(Recorded data):
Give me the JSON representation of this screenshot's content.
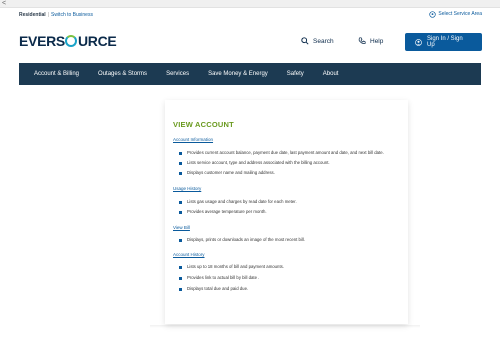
{
  "top_strip": {
    "back_glyph": "<"
  },
  "utility": {
    "residential": "Residential",
    "separator": "|",
    "switch_business": "Switch to Business",
    "service_area": "Select Service Area",
    "service_area_icon": "location-pin-icon"
  },
  "header": {
    "logo_part1": "EVERS",
    "logo_part2": "URCE",
    "search_label": "Search",
    "help_label": "Help",
    "signin_label": "Sign In / Sign Up"
  },
  "nav": {
    "items": [
      {
        "label": "Account & Billing"
      },
      {
        "label": "Outages & Storms"
      },
      {
        "label": "Services"
      },
      {
        "label": "Save Money & Energy"
      },
      {
        "label": "Safety"
      },
      {
        "label": "About"
      }
    ]
  },
  "content": {
    "title": "VIEW ACCOUNT",
    "sections": [
      {
        "link": "Account Information",
        "bullets": [
          "Provides current account balance, payment due date, last payment amount and date, and next bill date.",
          "Lists service account, type and address associated with the billing account.",
          "Displays customer name and mailing address."
        ]
      },
      {
        "link": "Usage History",
        "bullets": [
          "Lists gas usage and charges by read date for each meter.",
          "Provides average temperature per month."
        ]
      },
      {
        "link": "View Bill",
        "bullets": [
          "Displays, prints or downloads an image of the most recent bill."
        ]
      },
      {
        "link": "Account History",
        "bullets": [
          "Lists up to 18 months of bill and payment amounts.",
          "Provides link to actual bill by bill date .",
          "Displays total due and paid due."
        ]
      }
    ]
  },
  "colors": {
    "navbar": "#1c3a52",
    "accent_blue": "#0a5a9c",
    "title_green": "#6a9a1f"
  }
}
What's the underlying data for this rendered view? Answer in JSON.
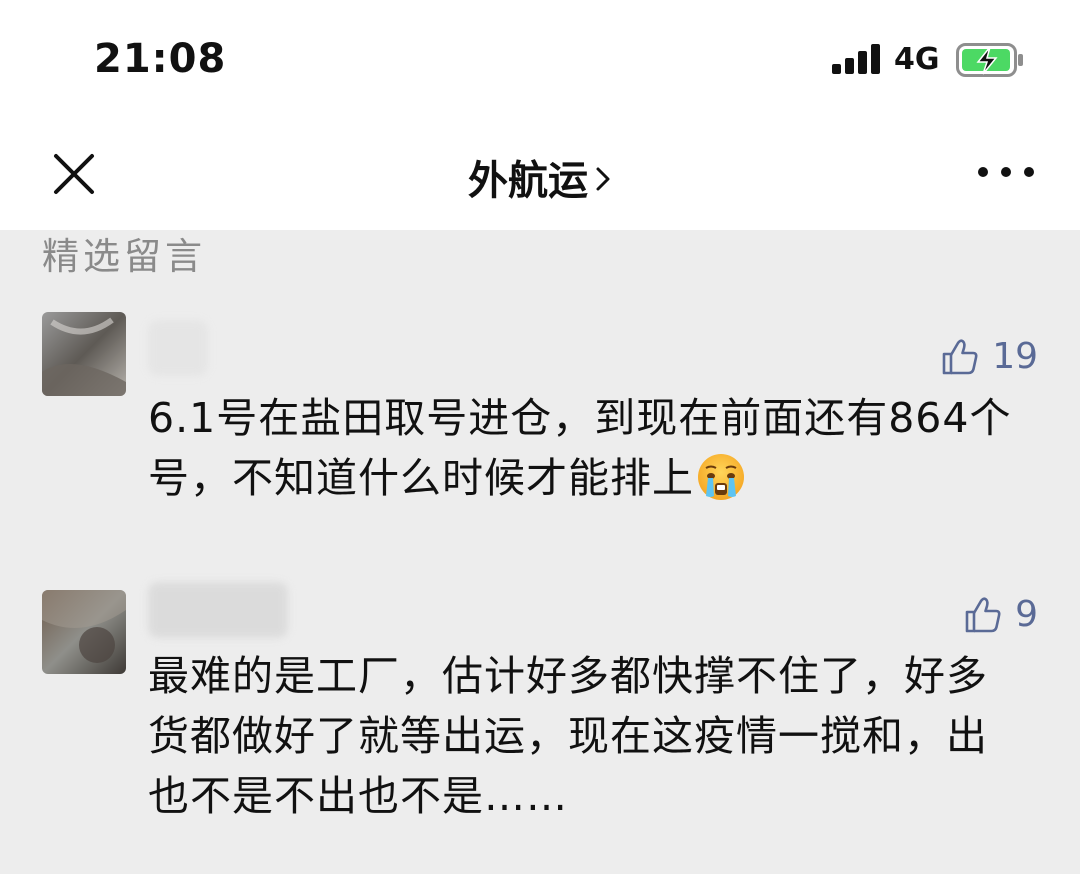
{
  "status_bar": {
    "time": "21:08",
    "network": "4G",
    "icons": [
      "signal-bars-icon",
      "battery-charging-icon"
    ],
    "battery_color": "#4cd964"
  },
  "nav": {
    "title": "外航运",
    "title_chevron": ">",
    "icons": [
      "close-icon",
      "more-icon"
    ]
  },
  "section": {
    "label": "精选留言"
  },
  "comments": [
    {
      "likes": "19",
      "text_line1": "6.1号在盐田取号进仓，到现在前面还有864个",
      "text_line2": "号，不知道什么时候才能排上",
      "emoji": "crying-face-emoji"
    },
    {
      "likes": "9",
      "text_line1": "最难的是工厂，估计好多都快撑不住了，好多",
      "text_line2": "货都做好了就等出运，现在这疫情一搅和，出",
      "text_line3": "也不是不出也不是……"
    }
  ],
  "colors": {
    "background": "#ededed",
    "header": "#ffffff",
    "like_accent": "#5a6a96",
    "section_label": "#8a8a8a"
  }
}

(Work instructions): Return the material word for word. Pictures are not part of the copy.

(Solution to the problem):
Give me the JSON representation of this screenshot's content.
{
  "top_strip": {
    "back_glyph": "<"
  },
  "utility": {
    "residential": "Residential",
    "separator": "|",
    "switch_business": "Switch to Business",
    "service_area": "Select Service Area",
    "service_area_icon": "location-pin-icon"
  },
  "header": {
    "logo_part1": "EVERS",
    "logo_part2": "URCE",
    "search_label": "Search",
    "help_label": "Help",
    "signin_label": "Sign In / Sign Up"
  },
  "nav": {
    "items": [
      {
        "label": "Account & Billing"
      },
      {
        "label": "Outages & Storms"
      },
      {
        "label": "Services"
      },
      {
        "label": "Save Money & Energy"
      },
      {
        "label": "Safety"
      },
      {
        "label": "About"
      }
    ]
  },
  "content": {
    "title": "VIEW ACCOUNT",
    "sections": [
      {
        "link": "Account Information",
        "bullets": [
          "Provides current account balance, payment due date, last payment amount and date, and next bill date.",
          "Lists service account, type and address associated with the billing account.",
          "Displays customer name and mailing address."
        ]
      },
      {
        "link": "Usage History",
        "bullets": [
          "Lists gas usage and charges by read date for each meter.",
          "Provides average temperature per month."
        ]
      },
      {
        "link": "View Bill",
        "bullets": [
          "Displays, prints or downloads an image of the most recent bill."
        ]
      },
      {
        "link": "Account History",
        "bullets": [
          "Lists up to 18 months of bill and payment amounts.",
          "Provides link to actual bill by bill date .",
          "Displays total due and paid due."
        ]
      }
    ]
  },
  "colors": {
    "navbar": "#1c3a52",
    "accent_blue": "#0a5a9c",
    "title_green": "#6a9a1f"
  }
}
What's the underlying data for this rendered view? Answer in JSON.
{
  "status_bar": {
    "time": "21:08",
    "network": "4G",
    "icons": [
      "signal-bars-icon",
      "battery-charging-icon"
    ],
    "battery_color": "#4cd964"
  },
  "nav": {
    "title": "外航运",
    "title_chevron": ">",
    "icons": [
      "close-icon",
      "more-icon"
    ]
  },
  "section": {
    "label": "精选留言"
  },
  "comments": [
    {
      "likes": "19",
      "text_line1": "6.1号在盐田取号进仓，到现在前面还有864个",
      "text_line2": "号，不知道什么时候才能排上",
      "emoji": "crying-face-emoji"
    },
    {
      "likes": "9",
      "text_line1": "最难的是工厂，估计好多都快撑不住了，好多",
      "text_line2": "货都做好了就等出运，现在这疫情一搅和，出",
      "text_line3": "也不是不出也不是……"
    }
  ],
  "colors": {
    "background": "#ededed",
    "header": "#ffffff",
    "like_accent": "#5a6a96",
    "section_label": "#8a8a8a"
  }
}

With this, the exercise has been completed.